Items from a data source
-=-=-=-=-

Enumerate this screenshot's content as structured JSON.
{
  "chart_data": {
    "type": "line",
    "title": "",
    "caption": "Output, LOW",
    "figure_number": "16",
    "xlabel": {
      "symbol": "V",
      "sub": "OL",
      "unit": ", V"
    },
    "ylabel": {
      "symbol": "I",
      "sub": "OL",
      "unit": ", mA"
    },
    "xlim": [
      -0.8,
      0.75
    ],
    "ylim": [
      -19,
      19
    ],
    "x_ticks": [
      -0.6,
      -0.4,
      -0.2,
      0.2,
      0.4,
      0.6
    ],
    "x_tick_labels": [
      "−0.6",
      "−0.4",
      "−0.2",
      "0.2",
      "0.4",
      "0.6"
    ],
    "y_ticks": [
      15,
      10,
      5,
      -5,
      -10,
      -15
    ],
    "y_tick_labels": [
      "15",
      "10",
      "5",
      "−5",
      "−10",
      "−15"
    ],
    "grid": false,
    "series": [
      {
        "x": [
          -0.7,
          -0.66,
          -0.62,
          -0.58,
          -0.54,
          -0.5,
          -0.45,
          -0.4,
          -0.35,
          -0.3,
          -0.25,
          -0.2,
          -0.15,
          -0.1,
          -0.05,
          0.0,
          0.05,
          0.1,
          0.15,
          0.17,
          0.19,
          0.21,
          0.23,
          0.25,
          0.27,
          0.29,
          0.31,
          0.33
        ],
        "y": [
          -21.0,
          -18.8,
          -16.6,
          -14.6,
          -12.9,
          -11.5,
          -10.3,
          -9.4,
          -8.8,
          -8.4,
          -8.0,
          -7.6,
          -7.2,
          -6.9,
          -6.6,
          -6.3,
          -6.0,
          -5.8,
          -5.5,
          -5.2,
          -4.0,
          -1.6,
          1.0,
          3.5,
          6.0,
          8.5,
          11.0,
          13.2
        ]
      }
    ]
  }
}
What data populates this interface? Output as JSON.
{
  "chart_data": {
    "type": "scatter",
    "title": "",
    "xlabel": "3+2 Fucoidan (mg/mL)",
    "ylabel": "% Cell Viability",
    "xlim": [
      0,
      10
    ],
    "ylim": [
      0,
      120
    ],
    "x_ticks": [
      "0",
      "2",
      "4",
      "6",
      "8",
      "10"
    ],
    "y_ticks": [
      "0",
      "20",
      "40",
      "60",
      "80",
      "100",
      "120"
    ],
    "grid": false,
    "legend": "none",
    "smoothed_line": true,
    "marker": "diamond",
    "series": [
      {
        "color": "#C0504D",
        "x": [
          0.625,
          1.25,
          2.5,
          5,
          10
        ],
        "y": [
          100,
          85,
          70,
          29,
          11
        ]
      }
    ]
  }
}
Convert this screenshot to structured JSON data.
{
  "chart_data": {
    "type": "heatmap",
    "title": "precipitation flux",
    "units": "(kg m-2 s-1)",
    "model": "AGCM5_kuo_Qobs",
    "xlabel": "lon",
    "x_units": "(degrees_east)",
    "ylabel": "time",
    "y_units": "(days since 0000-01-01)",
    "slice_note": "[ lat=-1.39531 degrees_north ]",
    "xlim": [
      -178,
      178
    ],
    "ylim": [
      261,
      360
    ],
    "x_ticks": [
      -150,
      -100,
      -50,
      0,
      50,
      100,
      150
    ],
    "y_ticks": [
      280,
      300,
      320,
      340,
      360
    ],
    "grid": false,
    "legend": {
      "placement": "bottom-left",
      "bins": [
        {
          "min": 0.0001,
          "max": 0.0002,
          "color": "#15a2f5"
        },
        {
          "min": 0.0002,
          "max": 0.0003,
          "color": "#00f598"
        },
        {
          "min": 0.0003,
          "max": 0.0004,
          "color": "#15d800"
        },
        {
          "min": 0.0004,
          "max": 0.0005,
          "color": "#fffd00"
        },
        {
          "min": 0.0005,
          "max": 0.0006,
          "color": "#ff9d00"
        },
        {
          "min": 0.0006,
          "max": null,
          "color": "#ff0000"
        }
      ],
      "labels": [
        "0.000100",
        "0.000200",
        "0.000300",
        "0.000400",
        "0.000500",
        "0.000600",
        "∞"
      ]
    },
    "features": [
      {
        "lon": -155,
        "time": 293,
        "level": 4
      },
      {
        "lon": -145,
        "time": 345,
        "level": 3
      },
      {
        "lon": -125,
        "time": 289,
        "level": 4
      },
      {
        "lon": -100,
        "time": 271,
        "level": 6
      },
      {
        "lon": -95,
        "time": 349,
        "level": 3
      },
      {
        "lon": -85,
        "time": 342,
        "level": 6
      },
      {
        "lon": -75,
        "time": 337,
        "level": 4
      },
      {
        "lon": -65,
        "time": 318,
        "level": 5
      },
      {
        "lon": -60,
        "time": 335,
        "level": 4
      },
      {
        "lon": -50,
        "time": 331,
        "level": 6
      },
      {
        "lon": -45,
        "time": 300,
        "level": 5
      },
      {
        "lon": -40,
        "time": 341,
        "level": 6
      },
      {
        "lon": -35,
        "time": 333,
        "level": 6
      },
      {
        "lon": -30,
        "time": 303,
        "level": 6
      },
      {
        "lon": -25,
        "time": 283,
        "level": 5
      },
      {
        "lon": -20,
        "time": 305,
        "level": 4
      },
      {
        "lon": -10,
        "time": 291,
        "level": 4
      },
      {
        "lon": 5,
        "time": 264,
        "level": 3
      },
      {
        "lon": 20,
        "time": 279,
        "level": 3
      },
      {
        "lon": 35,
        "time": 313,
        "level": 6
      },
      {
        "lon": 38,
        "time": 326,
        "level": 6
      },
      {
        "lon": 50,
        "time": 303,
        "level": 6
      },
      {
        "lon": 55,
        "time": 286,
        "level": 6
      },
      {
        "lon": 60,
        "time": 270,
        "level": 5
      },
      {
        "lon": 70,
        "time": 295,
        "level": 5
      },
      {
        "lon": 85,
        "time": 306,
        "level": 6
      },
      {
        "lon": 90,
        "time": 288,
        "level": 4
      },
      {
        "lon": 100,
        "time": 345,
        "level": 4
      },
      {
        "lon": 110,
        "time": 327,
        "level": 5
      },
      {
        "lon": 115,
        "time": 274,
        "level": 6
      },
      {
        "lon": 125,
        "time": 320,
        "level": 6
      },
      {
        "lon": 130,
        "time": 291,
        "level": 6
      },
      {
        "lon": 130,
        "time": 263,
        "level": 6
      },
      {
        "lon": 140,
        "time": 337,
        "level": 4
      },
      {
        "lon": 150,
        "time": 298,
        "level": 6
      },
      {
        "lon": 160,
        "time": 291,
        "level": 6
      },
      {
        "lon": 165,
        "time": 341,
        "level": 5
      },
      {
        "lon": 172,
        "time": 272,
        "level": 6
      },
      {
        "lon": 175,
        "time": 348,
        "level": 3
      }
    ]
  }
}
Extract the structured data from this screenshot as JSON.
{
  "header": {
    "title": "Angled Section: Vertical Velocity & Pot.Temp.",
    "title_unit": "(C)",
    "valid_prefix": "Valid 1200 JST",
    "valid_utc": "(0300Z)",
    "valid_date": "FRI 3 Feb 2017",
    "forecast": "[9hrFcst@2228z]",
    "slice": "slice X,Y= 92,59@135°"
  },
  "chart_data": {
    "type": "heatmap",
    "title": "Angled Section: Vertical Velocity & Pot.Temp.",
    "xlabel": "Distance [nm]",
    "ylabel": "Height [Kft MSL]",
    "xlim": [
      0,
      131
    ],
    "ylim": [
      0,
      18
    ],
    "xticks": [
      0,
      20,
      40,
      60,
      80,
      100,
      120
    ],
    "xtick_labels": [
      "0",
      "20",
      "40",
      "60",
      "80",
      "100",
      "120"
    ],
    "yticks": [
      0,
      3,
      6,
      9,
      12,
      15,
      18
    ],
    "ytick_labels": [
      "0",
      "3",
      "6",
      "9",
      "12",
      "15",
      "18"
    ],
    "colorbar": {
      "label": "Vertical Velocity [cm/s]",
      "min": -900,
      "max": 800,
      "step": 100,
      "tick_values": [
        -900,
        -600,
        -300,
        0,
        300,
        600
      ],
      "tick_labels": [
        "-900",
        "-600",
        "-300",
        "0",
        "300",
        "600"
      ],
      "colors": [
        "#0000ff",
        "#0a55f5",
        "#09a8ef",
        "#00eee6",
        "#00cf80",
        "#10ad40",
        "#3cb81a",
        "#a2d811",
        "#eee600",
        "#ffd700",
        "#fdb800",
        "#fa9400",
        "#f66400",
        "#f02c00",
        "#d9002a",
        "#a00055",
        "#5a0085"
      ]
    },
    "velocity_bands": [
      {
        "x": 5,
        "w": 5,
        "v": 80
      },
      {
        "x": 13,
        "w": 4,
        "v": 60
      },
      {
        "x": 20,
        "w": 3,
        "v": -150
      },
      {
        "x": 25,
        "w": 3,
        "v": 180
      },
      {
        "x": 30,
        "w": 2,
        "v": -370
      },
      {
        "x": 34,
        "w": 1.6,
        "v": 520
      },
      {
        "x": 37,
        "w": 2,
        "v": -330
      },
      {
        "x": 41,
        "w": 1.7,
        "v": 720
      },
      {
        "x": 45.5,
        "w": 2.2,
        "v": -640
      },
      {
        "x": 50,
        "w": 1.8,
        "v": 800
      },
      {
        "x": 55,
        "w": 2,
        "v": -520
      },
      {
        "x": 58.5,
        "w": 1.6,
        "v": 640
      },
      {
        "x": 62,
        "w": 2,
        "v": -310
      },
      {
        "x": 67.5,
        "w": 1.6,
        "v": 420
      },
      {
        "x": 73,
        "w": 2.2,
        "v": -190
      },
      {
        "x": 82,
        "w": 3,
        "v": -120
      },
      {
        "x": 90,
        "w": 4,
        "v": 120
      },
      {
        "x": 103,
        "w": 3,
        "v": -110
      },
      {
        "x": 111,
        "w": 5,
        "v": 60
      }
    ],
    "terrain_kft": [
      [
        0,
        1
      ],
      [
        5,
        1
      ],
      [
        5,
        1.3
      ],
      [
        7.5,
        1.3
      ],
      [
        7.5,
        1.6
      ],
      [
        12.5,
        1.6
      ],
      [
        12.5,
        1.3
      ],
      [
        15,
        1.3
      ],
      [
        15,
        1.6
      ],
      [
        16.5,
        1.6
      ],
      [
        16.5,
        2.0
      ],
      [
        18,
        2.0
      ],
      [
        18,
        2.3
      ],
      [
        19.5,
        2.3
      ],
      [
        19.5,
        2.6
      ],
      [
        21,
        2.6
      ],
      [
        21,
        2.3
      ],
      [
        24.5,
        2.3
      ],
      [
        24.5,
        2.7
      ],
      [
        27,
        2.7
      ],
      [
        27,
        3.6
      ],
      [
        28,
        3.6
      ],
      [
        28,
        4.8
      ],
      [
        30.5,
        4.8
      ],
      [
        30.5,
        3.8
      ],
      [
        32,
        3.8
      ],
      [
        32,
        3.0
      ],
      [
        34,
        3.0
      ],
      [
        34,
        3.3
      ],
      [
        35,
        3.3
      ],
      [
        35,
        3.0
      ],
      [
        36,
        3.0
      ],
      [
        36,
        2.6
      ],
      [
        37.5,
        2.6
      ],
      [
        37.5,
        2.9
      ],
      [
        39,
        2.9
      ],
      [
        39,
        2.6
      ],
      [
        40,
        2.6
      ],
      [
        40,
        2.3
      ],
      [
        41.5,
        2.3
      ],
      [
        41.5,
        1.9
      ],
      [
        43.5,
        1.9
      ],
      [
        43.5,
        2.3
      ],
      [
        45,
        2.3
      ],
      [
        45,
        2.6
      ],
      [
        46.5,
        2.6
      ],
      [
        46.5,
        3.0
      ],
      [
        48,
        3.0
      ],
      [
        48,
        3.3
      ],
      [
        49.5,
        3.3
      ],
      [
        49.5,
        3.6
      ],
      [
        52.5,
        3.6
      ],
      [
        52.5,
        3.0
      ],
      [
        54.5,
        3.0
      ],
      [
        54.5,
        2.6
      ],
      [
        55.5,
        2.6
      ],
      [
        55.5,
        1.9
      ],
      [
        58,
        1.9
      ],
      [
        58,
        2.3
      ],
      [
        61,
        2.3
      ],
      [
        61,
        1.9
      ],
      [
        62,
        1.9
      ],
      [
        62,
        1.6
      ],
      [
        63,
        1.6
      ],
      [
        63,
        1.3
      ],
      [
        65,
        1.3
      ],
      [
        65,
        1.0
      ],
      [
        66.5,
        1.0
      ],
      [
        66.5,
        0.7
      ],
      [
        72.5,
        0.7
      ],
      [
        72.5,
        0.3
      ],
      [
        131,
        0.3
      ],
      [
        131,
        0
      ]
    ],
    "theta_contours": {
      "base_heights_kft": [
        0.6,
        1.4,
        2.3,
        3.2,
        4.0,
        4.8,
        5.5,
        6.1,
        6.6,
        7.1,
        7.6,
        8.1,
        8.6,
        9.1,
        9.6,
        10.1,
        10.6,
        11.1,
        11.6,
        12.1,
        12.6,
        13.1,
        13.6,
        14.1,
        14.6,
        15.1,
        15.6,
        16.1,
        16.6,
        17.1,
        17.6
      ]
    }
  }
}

-=-=-=-=-

> **AIM**
Return each line among the entries that holds the word "this".

> **THE OUTPUT**
Enumerate this screenshot's content as structured JSON.
What data populates this interface? Output as JSON.
Convert this screenshot to structured JSON data.
Extract the structured data from this screenshot as JSON.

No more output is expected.